*What to work on*:
Repeat each line of the material below exactly as it appears, minus any pictures.

=== Exercise data ===

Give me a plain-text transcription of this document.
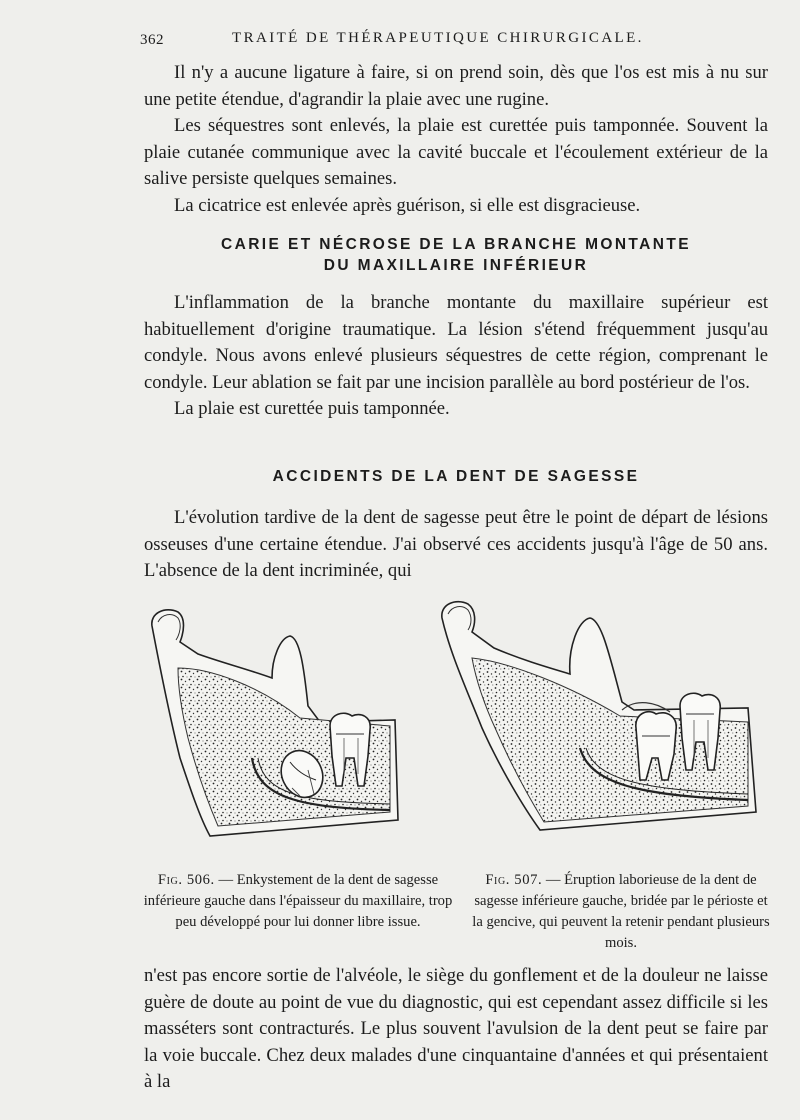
362	TRAITÉ DE THÉRAPEUTIQUE CHIRURGICALE.

Il n'y a aucune ligature à faire, si on prend soin, dès que l'os est mis à nu sur une petite étendue, d'agrandir la plaie avec une rugine.

Les séquestres sont enlevés, la plaie est curettée puis tamponnée. Souvent la plaie cutanée communique avec la cavité buccale et l'écoulement extérieur de la salive persiste quelques semaines.

La cicatrice est enlevée après guérison, si elle est disgracieuse.

CARIE ET NÉCROSE DE LA BRANCHE MONTANTE
DU MAXILLAIRE INFÉRIEUR

L'inflammation de la branche montante du maxillaire supérieur est habituellement d'origine traumatique. La lésion s'étend fréquemment jusqu'au condyle. Nous avons enlevé plusieurs séquestres de cette région, comprenant le condyle. Leur ablation se fait par une incision parallèle au bord postérieur de l'os.

La plaie est curettée puis tamponnée.

ACCIDENTS DE LA DENT DE SAGESSE

L'évolution tardive de la dent de sagesse peut être le point de départ de lésions osseuses d'une certaine étendue. J'ai observé ces accidents jusqu'à l'âge de 50 ans. L'absence de la dent incriminée, qui

Fig. 506. — Enkystement de la dent de sagesse inférieure gauche dans l'épaisseur du maxillaire, trop peu développé pour lui donner libre issue.
Fig. 507. — Éruption laborieuse de la dent de sagesse inférieure gauche, bridée par le périoste et la gencive, qui peuvent la retenir pendant plusieurs mois.

n'est pas encore sortie de l'alvéole, le siège du gonflement et de la douleur ne laisse guère de doute au point de vue du diagnostic, qui est cependant assez difficile si les masséters sont contracturés. Le plus souvent l'avulsion de la dent peut se faire par la voie buccale. Chez deux malades d'une cinquantaine d'années et qui présentaient à la
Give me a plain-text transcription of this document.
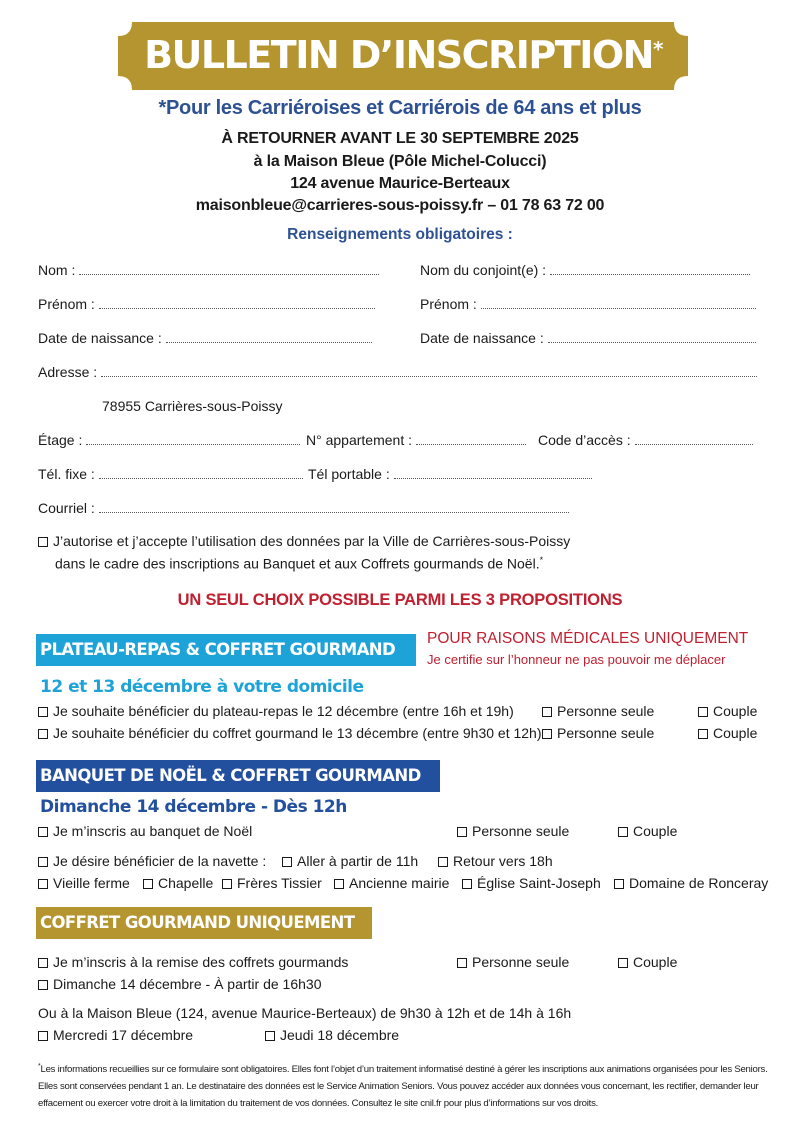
BULLETIN D’INSCRIPTION*
*Pour les Carriéroises et Carriérois de 64 ans et plus
À RETOURNER AVANT LE 30 SEPTEMBRE 2025
à la Maison Bleue (Pôle Michel-Colucci)
124 avenue Maurice-Berteaux
maisonbleue@carrieres-sous-poissy.fr – 01 78 63 72 00
Renseignements obligatoires :
Nom :	Nom du conjoint(e) :
Prénom :	Prénom :
Date de naissance :	Date de naissance :
Adresse :
78955 Carrières-sous-Poissy
Étage :	N° appartement :	Code d’accès :
Tél. fixe :	Tél portable :
Courriel :
J’autorise et j’accepte l’utilisation des données par la Ville de Carrières-sous-Poissy
dans le cadre des inscriptions au Banquet et aux Coffrets gourmands de Noël.*
UN SEUL CHOIX POSSIBLE PARMI LES 3 PROPOSITIONS
PLATEAU-REPAS & COFFRET GOURMAND
POUR RAISONS MÉDICALES UNIQUEMENT
Je certifie sur l’honneur ne pas pouvoir me déplacer
12 et 13 décembre à votre domicile
Je souhaite bénéficier du plateau-repas le 12 décembre (entre 16h et 19h)	Personne seule	Couple
Je souhaite bénéficier du coffret gourmand le 13 décembre (entre 9h30 et 12h)	Personne seule	Couple
BANQUET DE NOËL & COFFRET GOURMAND
Dimanche 14 décembre - Dès 12h
Je m’inscris au banquet de Noël	Personne seule	Couple
Je désire bénéficier de la navette :	Aller à partir de 11h	Retour vers 18h
Vieille ferme	Chapelle	Frères Tissier	Ancienne mairie	Église Saint-Joseph	Domaine de Ronceray
COFFRET GOURMAND UNIQUEMENT
Je m’inscris à la remise des coffrets gourmands	Personne seule	Couple
Dimanche 14 décembre - À partir de 16h30
Ou à la Maison Bleue (124, avenue Maurice-Berteaux) de 9h30 à 12h et de 14h à 16h
Mercredi 17 décembre	Jeudi 18 décembre
*Les informations recueillies sur ce formulaire sont obligatoires. Elles font l’objet d’un traitement informatisé destiné à gérer les inscriptions aux animations organisées pour les Seniors. Elles sont conservées pendant 1 an. Le destinataire des données est le Service Animation Seniors. Vous pouvez accéder aux données vous concernant, les rectifier, demander leur effacement ou exercer votre droit à la limitation du traitement de vos données. Consultez le site cnil.fr pour plus d’informations sur vos droits.
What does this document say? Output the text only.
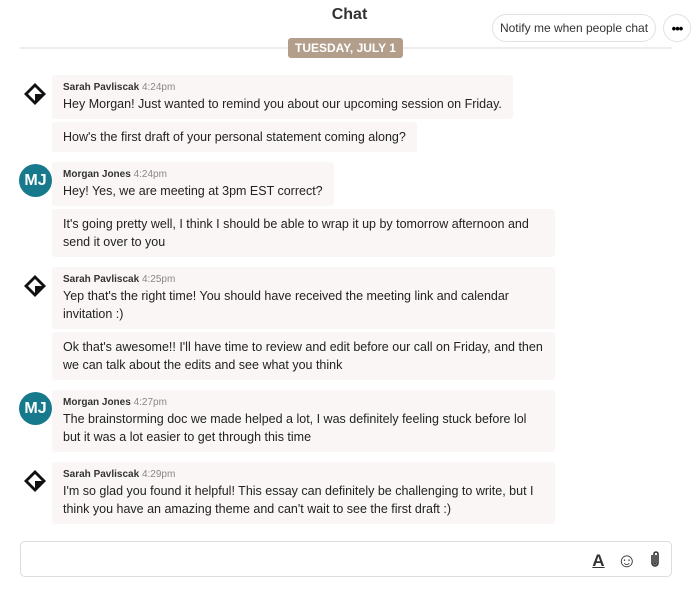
Chat
Notify me when people chat	•••
TUESDAY, JULY 1
Sarah Pavliscak 4:24pm
Hey Morgan! Just wanted to remind you about our upcoming session on Friday.
How's the first draft of your personal statement coming along?
MJ	Morgan Jones 4:24pm
Hey! Yes, we are meeting at 3pm EST correct?
It's going pretty well, I think I should be able to wrap it up by tomorrow afternoon and send it over to you
Sarah Pavliscak 4:25pm
Yep that's the right time! You should have received the meeting link and calendar invitation :)
Ok that's awesome!! I'll have time to review and edit before our call on Friday, and then we can talk about the edits and see what you think
MJ	Morgan Jones 4:27pm
The brainstorming doc we made helped a lot, I was definitely feeling stuck before lol but it was a lot easier to get through this time
Sarah Pavliscak 4:29pm
I'm so glad you found it helpful! This essay can definitely be challenging to write, but I think you have an amazing theme and can't wait to see the first draft :)
A ☺
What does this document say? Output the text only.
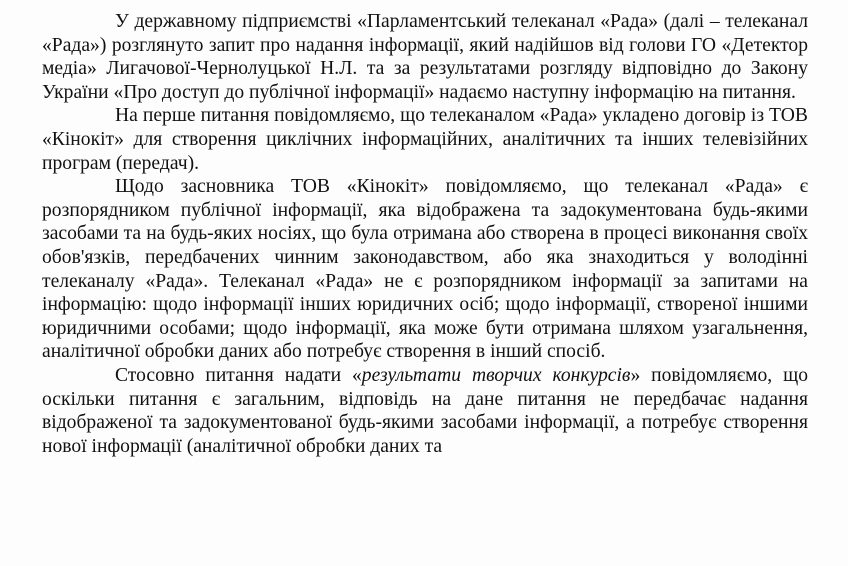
У державному підприємстві «Парламентський телеканал «Рада» (далі – телеканал «Рада») розглянуто запит про надання інформації, який надійшов від голови ГО «Детектор медіа» Лигачової-Чернолуцької Н.Л. та за результатами розгляду відповідно до Закону України «Про доступ до публічної інформації» надаємо наступну інформацію на питання.

На перше питання повідомляємо, що телеканалом «Рада» укладено договір із ТОВ «Кінокіт» для створення циклічних інформаційних, аналітичних та інших телевізійних програм (передач).

Щодо засновника ТОВ «Кінокіт» повідомляємо, що телеканал «Рада» є розпорядником публічної інформації, яка відображена та задокументована будь-якими засобами та на будь-яких носіях, що була отримана або створена в процесі виконання своїх обов'язків, передбачених чинним законодавством, або яка знаходиться у володінні телеканалу «Рада». Телеканал «Рада» не є розпорядником інформації за запитами на інформацію: щодо інформації інших юридичних осіб; щодо інформації, створеної іншими юридичними особами; щодо інформації, яка може бути отримана шляхом узагальнення, аналітичної обробки даних або потребує створення в інший спосіб.

Стосовно питання надати «результати творчих конкурсів» повідомляємо, що оскільки питання є загальним, відповідь на дане питання не передбачає надання відображеної та задокументованої будь-якими засобами інформації, а потребує створення нової інформації (аналітичної обробки даних та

===

*Full solution*:
Give me a plain-text transcription of this document.
362	TRAITÉ DE THÉRAPEUTIQUE CHIRURGICALE.

Il n'y a aucune ligature à faire, si on prend soin, dès que l'os est mis à nu sur une petite étendue, d'agrandir la plaie avec une rugine.

Les séquestres sont enlevés, la plaie est curettée puis tamponnée. Souvent la plaie cutanée communique avec la cavité buccale et l'écoulement extérieur de la salive persiste quelques semaines.

La cicatrice est enlevée après guérison, si elle est disgracieuse.

CARIE ET NÉCROSE DE LA BRANCHE MONTANTE
DU MAXILLAIRE INFÉRIEUR

L'inflammation de la branche montante du maxillaire supérieur est habituellement d'origine traumatique. La lésion s'étend fréquemment jusqu'au condyle. Nous avons enlevé plusieurs séquestres de cette région, comprenant le condyle. Leur ablation se fait par une incision parallèle au bord postérieur de l'os.

La plaie est curettée puis tamponnée.

ACCIDENTS DE LA DENT DE SAGESSE

L'évolution tardive de la dent de sagesse peut être le point de départ de lésions osseuses d'une certaine étendue. J'ai observé ces accidents jusqu'à l'âge de 50 ans. L'absence de la dent incriminée, qui

Fig. 506. — Enkystement de la dent de sagesse inférieure gauche dans l'épaisseur du maxillaire, trop peu développé pour lui donner libre issue.
Fig. 507. — Éruption laborieuse de la dent de sagesse inférieure gauche, bridée par le périoste et la gencive, qui peuvent la retenir pendant plusieurs mois.

n'est pas encore sortie de l'alvéole, le siège du gonflement et de la douleur ne laisse guère de doute au point de vue du diagnostic, qui est cependant assez difficile si les masséters sont contracturés. Le plus souvent l'avulsion de la dent peut se faire par la voie buccale. Chez deux malades d'une cinquantaine d'années et qui présentaient à la
Give me a plain-text transcription of this document.
BULLETIN D’INSCRIPTION*
*Pour les Carriéroises et Carriérois de 64 ans et plus
À RETOURNER AVANT LE 30 SEPTEMBRE 2025
à la Maison Bleue (Pôle Michel-Colucci)
124 avenue Maurice-Berteaux
maisonbleue@carrieres-sous-poissy.fr – 01 78 63 72 00
Renseignements obligatoires :
Nom :	Nom du conjoint(e) :
Prénom :	Prénom :
Date de naissance :	Date de naissance :
Adresse :
78955 Carrières-sous-Poissy
Étage :	N° appartement :	Code d’accès :
Tél. fixe :	Tél portable :
Courriel :
J’autorise et j’accepte l’utilisation des données par la Ville de Carrières-sous-Poissy
dans le cadre des inscriptions au Banquet et aux Coffrets gourmands de Noël.*
UN SEUL CHOIX POSSIBLE PARMI LES 3 PROPOSITIONS
PLATEAU-REPAS & COFFRET GOURMAND
POUR RAISONS MÉDICALES UNIQUEMENT
Je certifie sur l’honneur ne pas pouvoir me déplacer
12 et 13 décembre à votre domicile
Je souhaite bénéficier du plateau-repas le 12 décembre (entre 16h et 19h)	Personne seule	Couple
Je souhaite bénéficier du coffret gourmand le 13 décembre (entre 9h30 et 12h)	Personne seule	Couple
BANQUET DE NOËL & COFFRET GOURMAND
Dimanche 14 décembre - Dès 12h
Je m’inscris au banquet de Noël	Personne seule	Couple
Je désire bénéficier de la navette :	Aller à partir de 11h	Retour vers 18h
Vieille ferme	Chapelle	Frères Tissier	Ancienne mairie	Église Saint-Joseph	Domaine de Ronceray
COFFRET GOURMAND UNIQUEMENT
Je m’inscris à la remise des coffrets gourmands	Personne seule	Couple
Dimanche 14 décembre - À partir de 16h30
Ou à la Maison Bleue (124, avenue Maurice-Berteaux) de 9h30 à 12h et de 14h à 16h
Mercredi 17 décembre	Jeudi 18 décembre
*Les informations recueillies sur ce formulaire sont obligatoires. Elles font l’objet d’un traitement informatisé destiné à gérer les inscriptions aux animations organisées pour les Seniors. Elles sont conservées pendant 1 an. Le destinataire des données est le Service Animation Seniors. Vous pouvez accéder aux données vous concernant, les rectifier, demander leur effacement ou exercer votre droit à la limitation du traitement de vos données. Consultez le site cnil.fr pour plus d’informations sur vos droits.
What does this document say? Output the text only.
Chat
Notify me when people chat	•••
TUESDAY, JULY 1
Sarah Pavliscak 4:24pm
Hey Morgan! Just wanted to remind you about our upcoming session on Friday.
How's the first draft of your personal statement coming along?
MJ	Morgan Jones 4:24pm
Hey! Yes, we are meeting at 3pm EST correct?
It's going pretty well, I think I should be able to wrap it up by tomorrow afternoon and send it over to you
Sarah Pavliscak 4:25pm
Yep that's the right time! You should have received the meeting link and calendar invitation :)
Ok that's awesome!! I'll have time to review and edit before our call on Friday, and then we can talk about the edits and see what you think
MJ	Morgan Jones 4:27pm
The brainstorming doc we made helped a lot, I was definitely feeling stuck before lol but it was a lot easier to get through this time
Sarah Pavliscak 4:29pm
I'm so glad you found it helpful! This essay can definitely be challenging to write, but I think you have an amazing theme and can't wait to see the first draft :)
A ☺
What does this document say? Output the text only.
У державному підприємстві «Парламентський телеканал «Рада» (далі – телеканал «Рада») розглянуто запит про надання інформації, який надійшов від голови ГО «Детектор медіа» Лигачової-Чернолуцької Н.Л. та за результатами розгляду відповідно до Закону України «Про доступ до публічної інформації» надаємо наступну інформацію на питання.

На перше питання повідомляємо, що телеканалом «Рада» укладено договір із ТОВ «Кінокіт» для створення циклічних інформаційних, аналітичних та інших телевізійних програм (передач).

Щодо засновника ТОВ «Кінокіт» повідомляємо, що телеканал «Рада» є розпорядником публічної інформації, яка відображена та задокументована будь-якими засобами та на будь-яких носіях, що була отримана або створена в процесі виконання своїх обов'язків, передбачених чинним законодавством, або яка знаходиться у володінні телеканалу «Рада». Телеканал «Рада» не є розпорядником інформації за запитами на інформацію: щодо інформації інших юридичних осіб; щодо інформації, створеної іншими юридичними особами; щодо інформації, яка може бути отримана шляхом узагальнення, аналітичної обробки даних або потребує створення в інший спосіб.

Стосовно питання надати «результати творчих конкурсів» повідомляємо, що оскільки питання є загальним, відповідь на дане питання не передбачає надання відображеної та задокументованої будь-якими засобами інформації, а потребує створення нової інформації (аналітичної обробки даних та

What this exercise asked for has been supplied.